→ GOAL OF THE EXERCISE
Which lines in the records below contain the word "JSON"? Copy each of them.

(Stored data)
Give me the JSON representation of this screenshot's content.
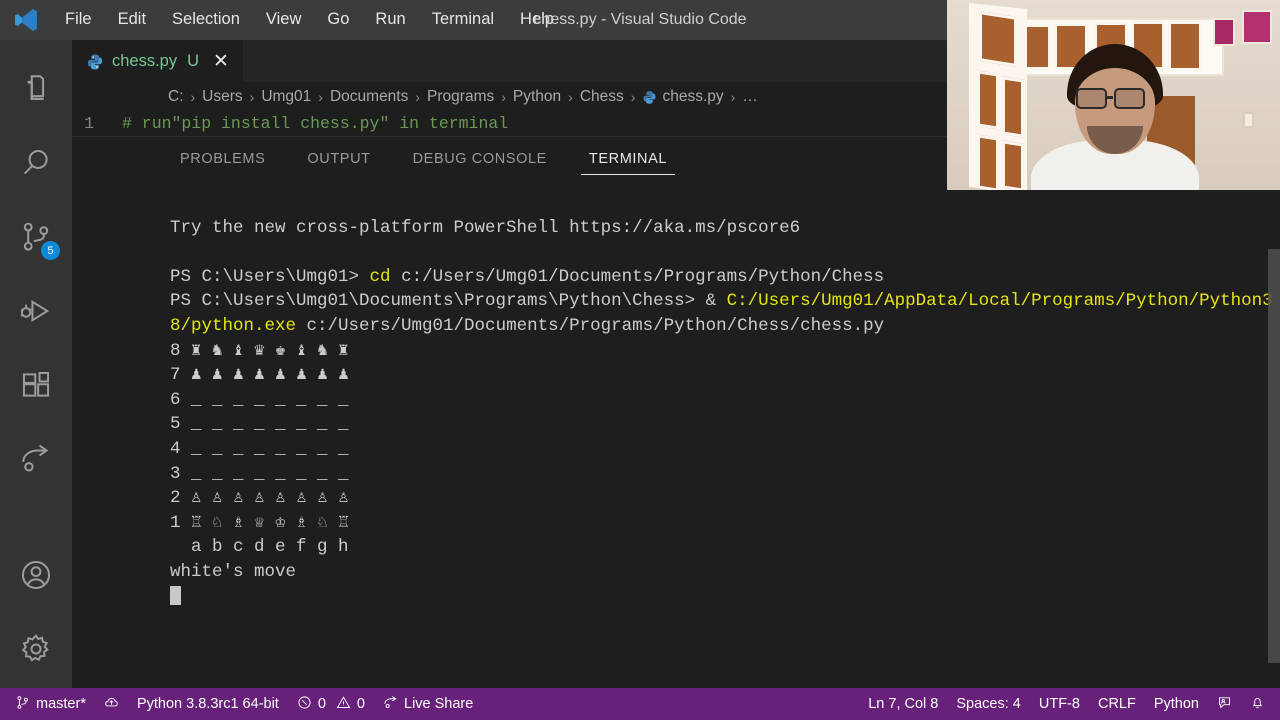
{
  "window": {
    "title": "chess.py - Visual Studio Code"
  },
  "menu": {
    "items": [
      {
        "label": "File"
      },
      {
        "label": "Edit"
      },
      {
        "label": "Selection"
      },
      {
        "label": "View"
      },
      {
        "label": "Go"
      },
      {
        "label": "Run"
      },
      {
        "label": "Terminal"
      },
      {
        "label": "Help"
      }
    ]
  },
  "activitybar": {
    "items": [
      {
        "name": "explorer-icon",
        "badge": ""
      },
      {
        "name": "search-icon",
        "badge": ""
      },
      {
        "name": "source-control-icon",
        "badge": "5"
      },
      {
        "name": "run-and-debug-icon",
        "badge": ""
      },
      {
        "name": "extensions-icon",
        "badge": ""
      },
      {
        "name": "live-share-icon",
        "badge": ""
      },
      {
        "name": "account-icon",
        "badge": ""
      },
      {
        "name": "settings-gear-icon",
        "badge": ""
      }
    ]
  },
  "tab": {
    "icon": "python-file-icon",
    "label": "chess.py",
    "badge": "U",
    "close": "✕"
  },
  "breadcrumbs": {
    "separator": "›",
    "items": [
      {
        "label": "C:"
      },
      {
        "label": "Users"
      },
      {
        "label": "Umg01"
      },
      {
        "label": "Documents"
      },
      {
        "label": "Programs"
      },
      {
        "label": "Python"
      },
      {
        "label": "Chess"
      },
      {
        "label": "chess.py",
        "icon": "python-file-icon"
      },
      {
        "label": "…"
      }
    ]
  },
  "editor": {
    "lines": [
      {
        "number": "1",
        "text": "# run\"pip install chess.py\" in terminal"
      }
    ]
  },
  "panel": {
    "tabs": [
      {
        "label": "PROBLEMS",
        "active": false
      },
      {
        "label": "OUTPUT",
        "active": false
      },
      {
        "label": "DEBUG CONSOLE",
        "active": false
      },
      {
        "label": "TERMINAL",
        "active": true
      }
    ]
  },
  "terminal": {
    "line_banner": "Try the new cross-platform PowerShell https://aka.ms/pscore6",
    "prompt1_prefix": "PS C:\\Users\\Umg01> ",
    "prompt1_cmd": "cd",
    "prompt1_args": " c:/Users/Umg01/Documents/Programs/Python/Chess",
    "prompt2_prefix": "PS C:\\Users\\Umg01\\Documents\\Programs\\Python\\Chess> & ",
    "prompt2_path": "C:/Users/Umg01/AppData/Local/Programs/Python/Python38/python.exe",
    "prompt2_script": " c:/Users/Umg01/Documents/Programs/Python/Chess/chess.py",
    "board": [
      {
        "rank": "8",
        "squares": "♜ ♞ ♝ ♛ ♚ ♝ ♞ ♜"
      },
      {
        "rank": "7",
        "squares": "♟ ♟ ♟ ♟ ♟ ♟ ♟ ♟"
      },
      {
        "rank": "6",
        "squares": "_ _ _ _ _ _ _ _"
      },
      {
        "rank": "5",
        "squares": "_ _ _ _ _ _ _ _"
      },
      {
        "rank": "4",
        "squares": "_ _ _ _ _ _ _ _"
      },
      {
        "rank": "3",
        "squares": "_ _ _ _ _ _ _ _"
      },
      {
        "rank": "2",
        "squares": "♙ ♙ ♙ ♙ ♙ ♙ ♙ ♙"
      },
      {
        "rank": "1",
        "squares": "♖ ♘ ♗ ♕ ♔ ♗ ♘ ♖"
      }
    ],
    "files_row": "  a b c d e f g h",
    "status_line": "white's move"
  },
  "statusbar": {
    "left": [
      {
        "name": "remote-branch",
        "icon": "source-control-icon",
        "label": "master*"
      },
      {
        "name": "sync-changes",
        "icon": "sync-cloud-icon",
        "label": ""
      },
      {
        "name": "python-interpreter",
        "icon": "",
        "label": "Python 3.8.3rc1 64-bit"
      },
      {
        "name": "errors-warnings",
        "icon": "error-warning-icon",
        "label": "0",
        "label2": "0"
      },
      {
        "name": "live-share",
        "icon": "live-share-icon",
        "label": "Live Share"
      }
    ],
    "right": [
      {
        "name": "cursor-position",
        "label": "Ln 7, Col 8"
      },
      {
        "name": "indentation",
        "label": "Spaces: 4"
      },
      {
        "name": "encoding",
        "label": "UTF-8"
      },
      {
        "name": "eol-sequence",
        "label": "CRLF"
      },
      {
        "name": "language-mode",
        "label": "Python"
      },
      {
        "name": "feedback-icon",
        "label": ""
      },
      {
        "name": "notifications-bell-icon",
        "label": ""
      }
    ]
  },
  "colors": {
    "titlebar": "#3c3c3c",
    "activitybar": "#333333",
    "editor": "#1e1e1e",
    "statusbar": "#68217a",
    "accent_badge": "#0e8ad8",
    "terminal_yellow": "#e5e510",
    "tab_green": "#73c991",
    "comment_green": "#6A9955"
  }
}
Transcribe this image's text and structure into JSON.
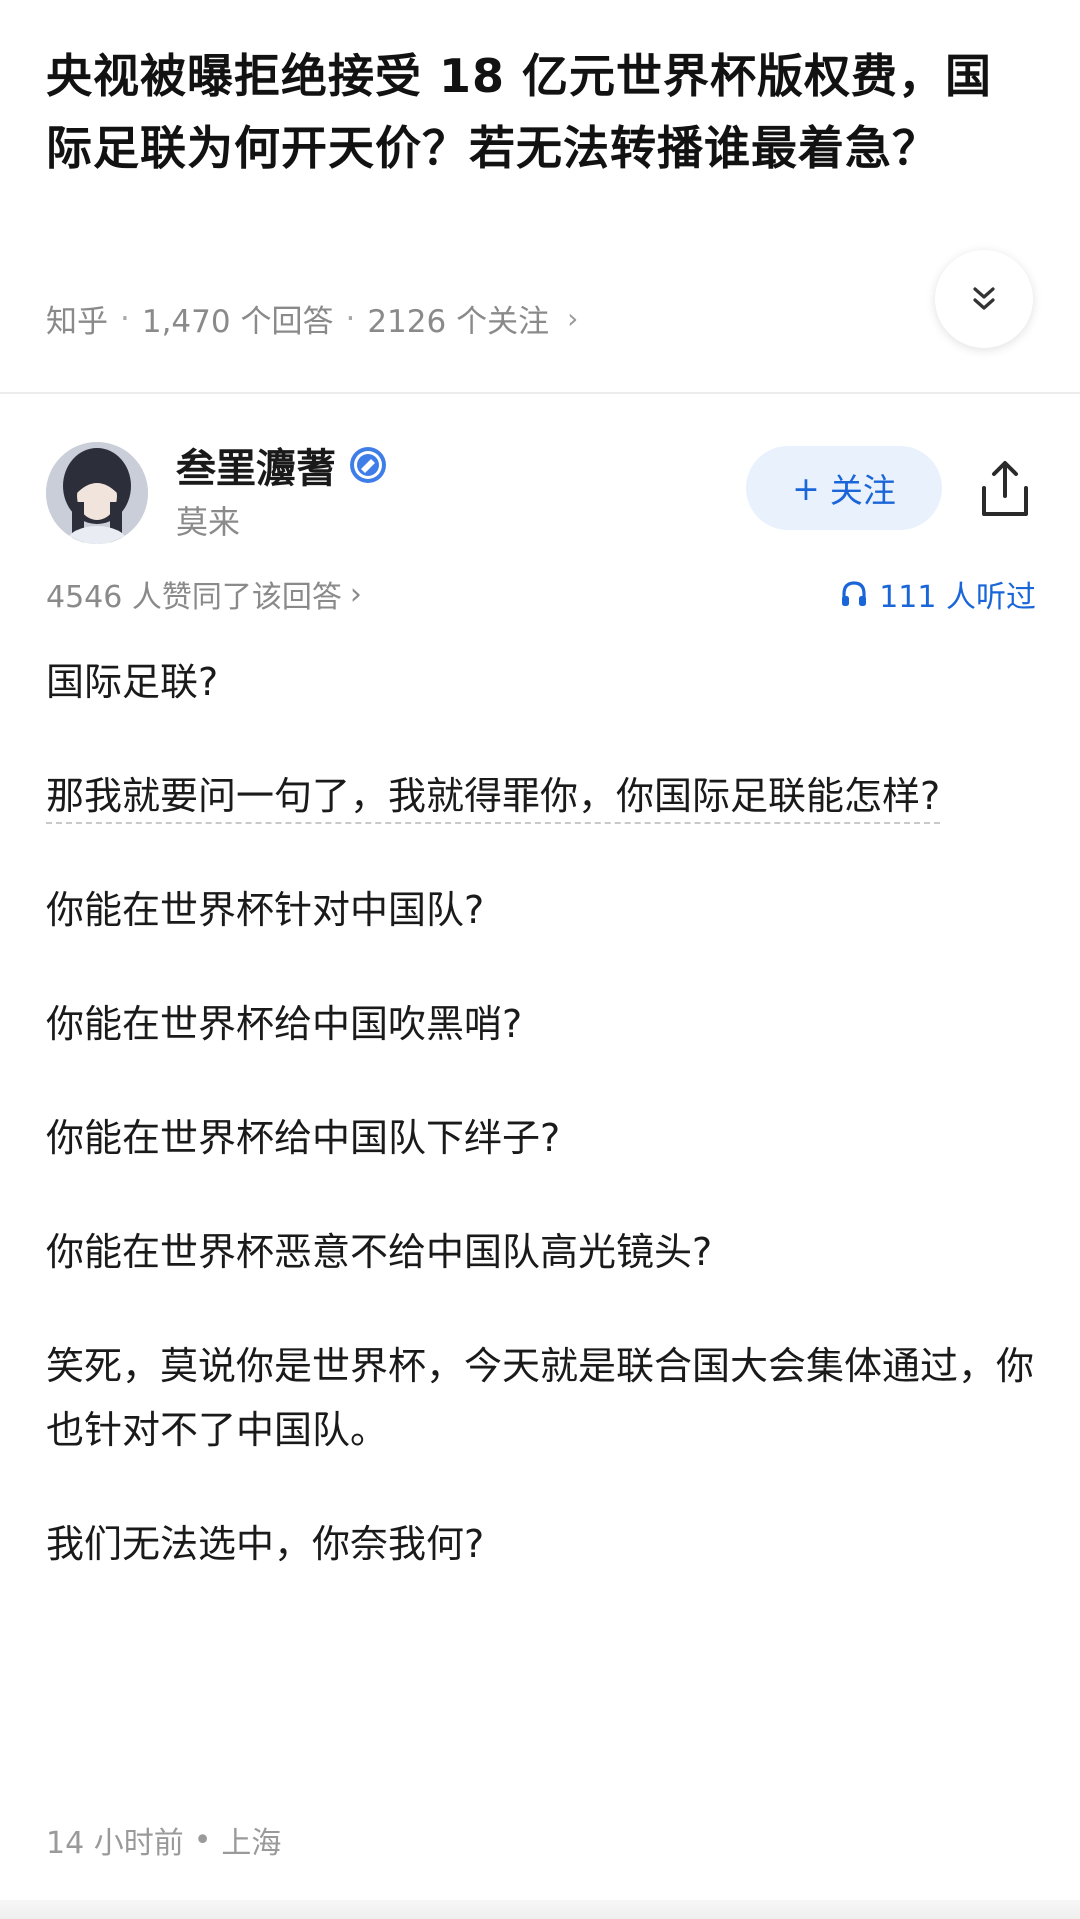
{
  "question": {
    "title": "央视被曝拒绝接受 18 亿元世界杯版权费，国际足联为何开天价？若无法转播谁最着急？",
    "source": "知乎",
    "answers": "1,470 个回答",
    "follows": "2126 个关注",
    "sep": "·"
  },
  "author": {
    "name": "叁罣灋蓍",
    "subtitle": "莫来",
    "follow_label": "关注",
    "follow_plus": "+"
  },
  "stats": {
    "likes": "4546 人赞同了该回答",
    "listened": "111 人听过"
  },
  "answer": {
    "paragraphs": [
      "国际足联?",
      "那我就要问一句了，我就得罪你，你国际足联能怎样?",
      "你能在世界杯针对中国队?",
      "你能在世界杯给中国吹黑哨?",
      "你能在世界杯给中国队下绊子?",
      "你能在世界杯恶意不给中国队高光镜头?",
      "笑死，莫说你是世界杯，今天就是联合国大会集体通过，你也针对不了中国队。",
      "我们无法选中，你奈我何?"
    ]
  },
  "footer": {
    "time": "14 小时前",
    "dot": "•",
    "location": "上海"
  },
  "colors": {
    "accent": "#1a66d8",
    "follow_bg": "#e9f1fd",
    "meta": "#8a8a8a"
  },
  "icons": {
    "collapse": "double-chevron-down-icon",
    "share": "share-icon",
    "verified": "verified-badge-icon",
    "headphones": "headphones-icon"
  }
}
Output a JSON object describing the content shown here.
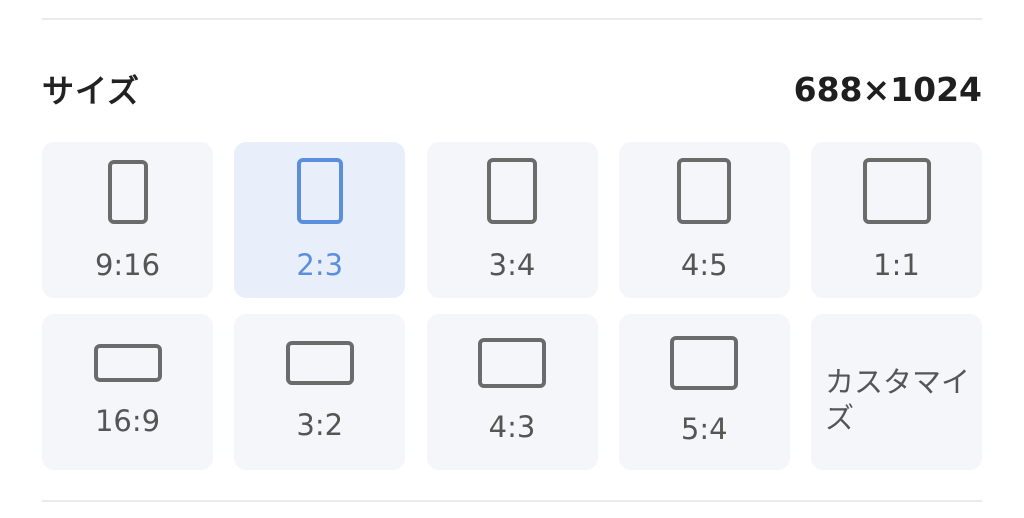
{
  "section": {
    "title": "サイズ",
    "current_size": "688×1024"
  },
  "ratios": [
    {
      "label": "9:16",
      "selected": false
    },
    {
      "label": "2:3",
      "selected": true
    },
    {
      "label": "3:4",
      "selected": false
    },
    {
      "label": "4:5",
      "selected": false
    },
    {
      "label": "1:1",
      "selected": false
    },
    {
      "label": "16:9",
      "selected": false
    },
    {
      "label": "3:2",
      "selected": false
    },
    {
      "label": "4:3",
      "selected": false
    },
    {
      "label": "5:4",
      "selected": false
    },
    {
      "label": "カスタマイズ",
      "selected": false
    }
  ],
  "colors": {
    "accent": "#5b8fde",
    "tile_bg": "#f5f6f9",
    "tile_selected_bg": "#e8effb",
    "icon": "#6b6b6b"
  }
}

→ SOLUTION FOR THIS PROBLEM
Give me the JSON representation of this screenshot's content.
Transcribe this image's text and structure into JSON.
Output a JSON object describing the content shown here.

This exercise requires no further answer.